SHORT EXERCISE 1
Tally the lines in the entries that contain the string "Text", counting only matches with the same capitalization. Reply with the number alone.

START QUOTED PASSAGE

State v. Deleon

Decision Date26 July 1994
Citation230 Conn. 351,645 A.2d 518
CourtConnecticut Supreme Court
PartiesSTATE of Connecticut v. Eriberto DELEON. No. (14876).

Lori Welch-Rubin, Sp. Public Defender, for appellant (defendant).

Carolyn K. Longstreth, Asst. State's Atty., with whom was James E. Thomas, State's Atty., for appellee (state).

Before CALLAHAN, BORDEN, BERDON, NORCOTT and KATZ, JJ.

KATZ, Associate Justice.

This appeal arises from the criminal trial of the defendant, Eriberto Deleon, that resulted in the judgment of conviction of felony murder. In a five count substitute information, the state charged the defendant with felony murder in violation of General Statutes § 53a-54c, 1 burglary in the first degree in violation of General Statutes §§ 53a-101(a)(2) and 53a-8(a), 2 robbery in the first degree in violation of General Statutes §§ 53a-134(a)(2) and 53a-8, 3 conspiracy to commit burglary in the first degree in violation of General Statutes §§ 53a-48(a) and 53a-101(a)(2), 4 and larceny in the third degree in violation of General Statutes §§ 53a-124(a)(1) and 53a-8. 5 During his trial, the defendant pleaded guilty to all the charges except felony murder, to which he asserted the statutory affirmative defense. See General Statutes § 53a-54c. 6 Thereafter, he was found guilty of felony murder and sentenced by the trial court to an effective term of imprisonment of sixty years.

The defendant appealed from the judgment of conviction to this court pursuant to General Statutes § 51-199(b)(3). 7 Pursuant to Practice Book § 4023 and General Statutes § 51-199(c), 8 we transferred the defendant's appeal to the Appellate Court and thereafter granted his request to transfer his appeal from that court back to this court. On appeal, the defendant claims that the trial court: (1) violated his right to effective assistance of counsel under the federal and state constitutions by improperly denying his motion for a continuance and his motion to dismiss; 9 (2) violated his rights to due process and a fair trial under the federal and state constitutions by improperly denying his request to open and close the final arguments; and (3) abused its discretion by permitting the state to admit a videotape of the crime scene. We affirm the judgment of the trial court.

The jury could reasonably have found the following facts. In March, 1991, the defendant and two accomplices stole approximately $100,000 in cash from the victim's Glastonbury residence. On June 29, 1991, the defendant and three accomplices, Paul Eilerman, Joaquin Santiago and Juan Jimenez, returned to the same residence to steal additional cash. At approximately 12:30 a.m., the defendant and two of the accomplices entered the victim's residence through a front window.

At about the time the defendant discovered the victim's safe in the basement, one of the accomplices encountered the victim upstairs and a struggle ensued. During the struggle, the victim received two fatal gunshot wounds. Shortly thereafter, the defendant and the accomplices forcibly removed the victim's safe from the basement, placed it in the back of the victim's car and fled the scene.

END QUOTED PASSAGE
START EXTRACTED DATA

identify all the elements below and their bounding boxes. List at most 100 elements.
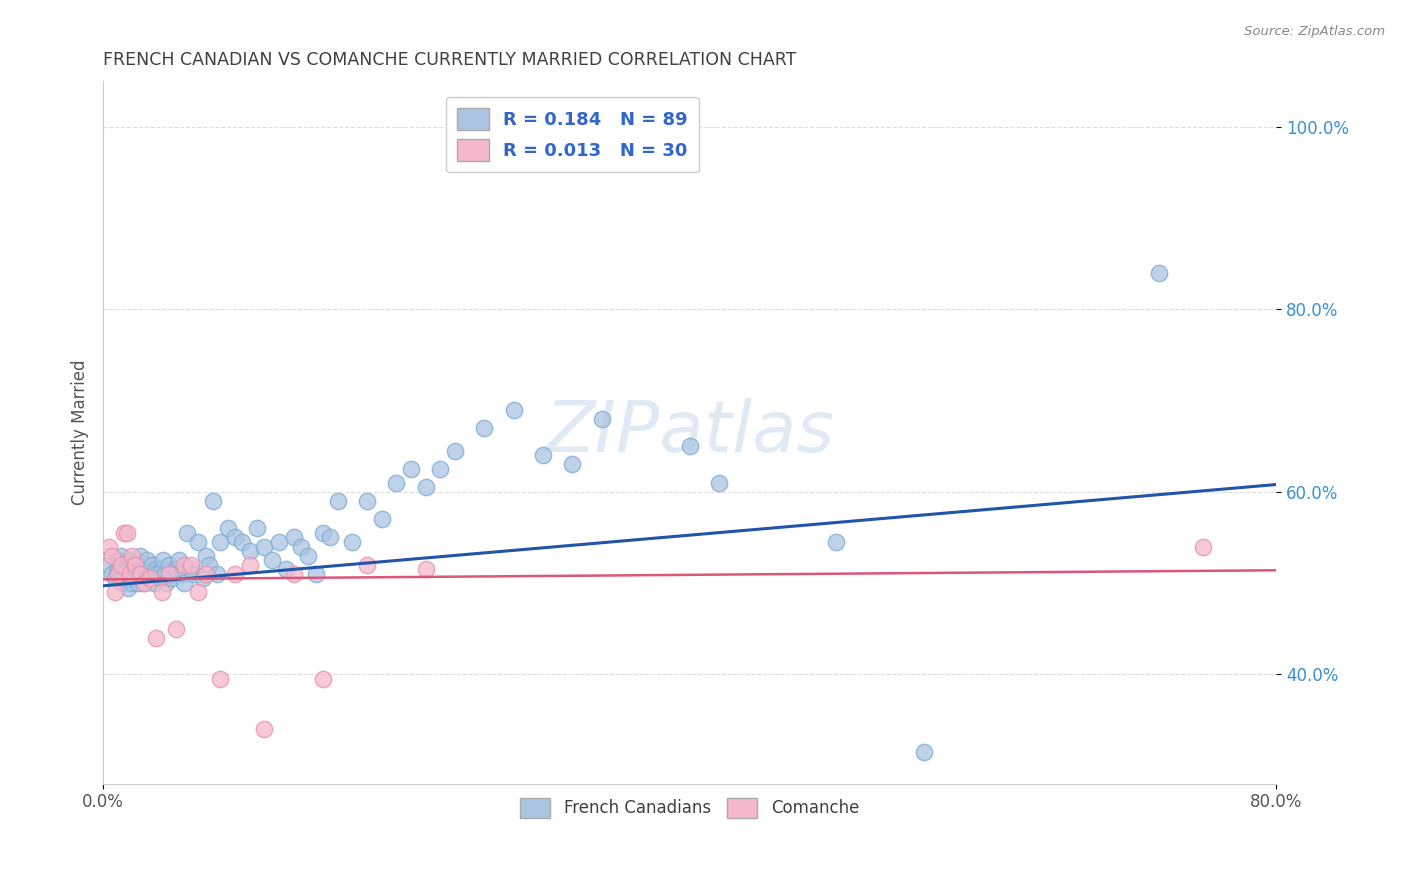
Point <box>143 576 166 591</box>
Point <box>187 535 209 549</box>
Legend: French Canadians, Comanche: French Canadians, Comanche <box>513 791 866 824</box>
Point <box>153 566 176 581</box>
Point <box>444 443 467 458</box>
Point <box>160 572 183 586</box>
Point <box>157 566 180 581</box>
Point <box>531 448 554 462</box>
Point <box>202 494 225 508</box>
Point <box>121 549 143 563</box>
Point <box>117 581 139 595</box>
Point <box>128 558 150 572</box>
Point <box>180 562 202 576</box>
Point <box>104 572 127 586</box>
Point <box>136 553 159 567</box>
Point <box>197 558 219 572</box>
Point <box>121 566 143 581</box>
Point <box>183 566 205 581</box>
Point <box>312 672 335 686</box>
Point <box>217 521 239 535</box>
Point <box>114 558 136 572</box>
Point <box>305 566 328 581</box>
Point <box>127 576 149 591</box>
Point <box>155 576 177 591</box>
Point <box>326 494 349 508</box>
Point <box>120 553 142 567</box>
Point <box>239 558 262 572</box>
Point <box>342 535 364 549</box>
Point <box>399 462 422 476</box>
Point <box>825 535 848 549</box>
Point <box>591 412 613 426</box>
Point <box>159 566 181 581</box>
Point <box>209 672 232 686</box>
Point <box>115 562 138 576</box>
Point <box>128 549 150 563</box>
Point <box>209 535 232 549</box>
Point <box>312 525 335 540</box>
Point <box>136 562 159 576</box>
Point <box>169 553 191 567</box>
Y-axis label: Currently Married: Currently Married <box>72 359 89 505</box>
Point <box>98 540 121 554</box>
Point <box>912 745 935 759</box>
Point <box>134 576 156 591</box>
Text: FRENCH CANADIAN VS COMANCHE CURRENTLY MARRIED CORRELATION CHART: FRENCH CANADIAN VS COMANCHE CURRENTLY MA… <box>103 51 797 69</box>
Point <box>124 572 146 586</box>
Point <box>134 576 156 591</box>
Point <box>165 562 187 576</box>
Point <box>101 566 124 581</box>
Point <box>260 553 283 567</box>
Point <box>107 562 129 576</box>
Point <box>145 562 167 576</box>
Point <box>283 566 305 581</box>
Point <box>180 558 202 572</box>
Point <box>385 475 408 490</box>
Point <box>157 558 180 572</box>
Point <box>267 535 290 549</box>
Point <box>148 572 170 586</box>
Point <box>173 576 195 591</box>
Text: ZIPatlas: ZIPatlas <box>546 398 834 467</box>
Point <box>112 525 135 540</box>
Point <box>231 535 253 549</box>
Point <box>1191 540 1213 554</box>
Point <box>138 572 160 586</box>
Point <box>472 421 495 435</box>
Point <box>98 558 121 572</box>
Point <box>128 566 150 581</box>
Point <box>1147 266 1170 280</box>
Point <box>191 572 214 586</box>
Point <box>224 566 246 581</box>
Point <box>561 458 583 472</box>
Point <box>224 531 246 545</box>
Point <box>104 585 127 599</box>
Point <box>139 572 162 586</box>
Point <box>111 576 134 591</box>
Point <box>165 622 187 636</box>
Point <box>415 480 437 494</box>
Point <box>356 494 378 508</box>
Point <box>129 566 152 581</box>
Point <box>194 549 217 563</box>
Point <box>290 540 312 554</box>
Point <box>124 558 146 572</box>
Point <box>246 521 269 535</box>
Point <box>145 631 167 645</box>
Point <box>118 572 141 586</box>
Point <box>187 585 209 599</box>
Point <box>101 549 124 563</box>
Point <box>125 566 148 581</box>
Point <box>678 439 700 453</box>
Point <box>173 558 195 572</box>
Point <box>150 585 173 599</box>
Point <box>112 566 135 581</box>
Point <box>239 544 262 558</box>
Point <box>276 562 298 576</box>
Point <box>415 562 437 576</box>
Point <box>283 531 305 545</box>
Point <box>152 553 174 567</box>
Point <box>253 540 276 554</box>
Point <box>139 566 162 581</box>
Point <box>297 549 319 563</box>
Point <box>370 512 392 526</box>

END EXTRACTED DATA

SHORT EXERCISE 2
Turn the paragraph of the opinion that begins "The jury could reasonably have found" into a short bulleted list that keeps its main facts.

RIGHT ANSWER 1
2

RIGHT ANSWER 2
Facts the jury could reasonably have found:
- In March 1991, the defendant and two accomplices stole about $100,000 in cash from the victim's Glastonbury residence.
- On June 29, 1991, the defendant returned to the same residence with three accomplices, Paul Eilerman, Joaquin Santiago and Juan Jimenez, to steal more cash.
- At about 12:30 a.m., the defendant and two of the accomplices entered the residence through a front window.